**STATED GOAL**: Copy out each line below that has the word "this" in it.
______________________________
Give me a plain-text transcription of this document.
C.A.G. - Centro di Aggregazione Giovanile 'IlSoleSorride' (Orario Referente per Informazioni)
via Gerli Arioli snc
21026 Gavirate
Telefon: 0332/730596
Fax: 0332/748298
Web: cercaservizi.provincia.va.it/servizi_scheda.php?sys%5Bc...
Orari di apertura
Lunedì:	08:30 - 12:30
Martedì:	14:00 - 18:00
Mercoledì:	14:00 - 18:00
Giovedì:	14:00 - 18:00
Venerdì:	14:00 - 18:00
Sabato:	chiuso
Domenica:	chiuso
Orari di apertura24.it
______________________________
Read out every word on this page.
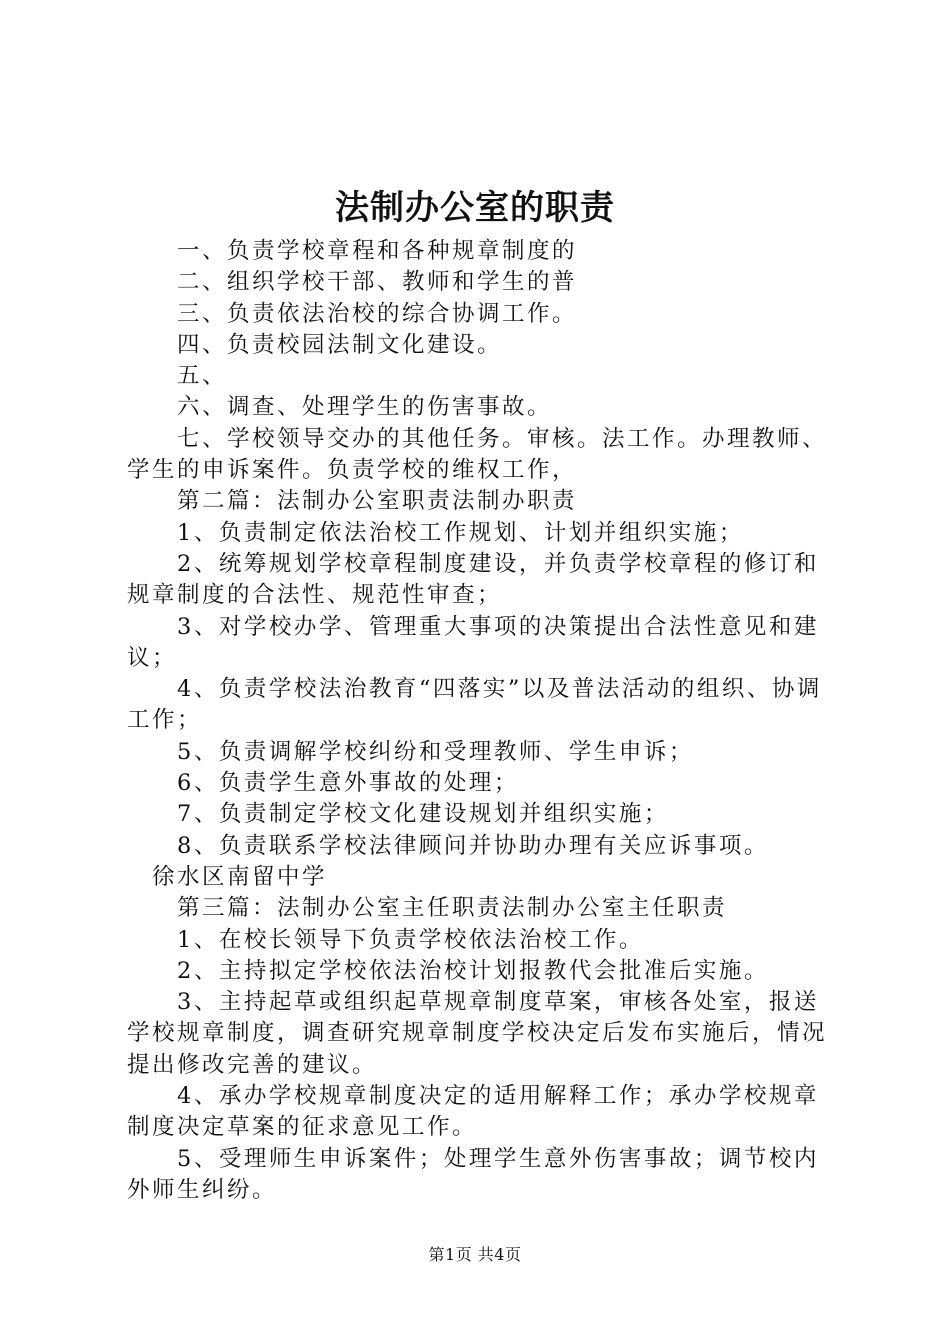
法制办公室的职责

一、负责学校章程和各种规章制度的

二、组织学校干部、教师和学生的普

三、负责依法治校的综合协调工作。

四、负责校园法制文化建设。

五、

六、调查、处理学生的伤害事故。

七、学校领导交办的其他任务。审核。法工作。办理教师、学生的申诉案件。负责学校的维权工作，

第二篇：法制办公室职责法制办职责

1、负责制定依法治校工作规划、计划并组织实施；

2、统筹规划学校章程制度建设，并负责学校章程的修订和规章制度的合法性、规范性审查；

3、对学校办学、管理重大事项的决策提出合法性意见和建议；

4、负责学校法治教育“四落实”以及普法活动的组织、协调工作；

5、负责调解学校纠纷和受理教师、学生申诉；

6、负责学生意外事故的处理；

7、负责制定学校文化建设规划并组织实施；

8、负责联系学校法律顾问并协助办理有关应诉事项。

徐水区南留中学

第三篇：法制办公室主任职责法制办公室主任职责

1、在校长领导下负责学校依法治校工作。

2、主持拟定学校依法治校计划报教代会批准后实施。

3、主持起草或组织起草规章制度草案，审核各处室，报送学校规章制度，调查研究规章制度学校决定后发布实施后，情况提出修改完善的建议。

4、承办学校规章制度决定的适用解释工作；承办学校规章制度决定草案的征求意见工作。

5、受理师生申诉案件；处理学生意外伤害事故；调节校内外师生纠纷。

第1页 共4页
______________________________
**ANSWER IN FULL**:
Give me a plain-text transcription of this document.
Read out every word on this page.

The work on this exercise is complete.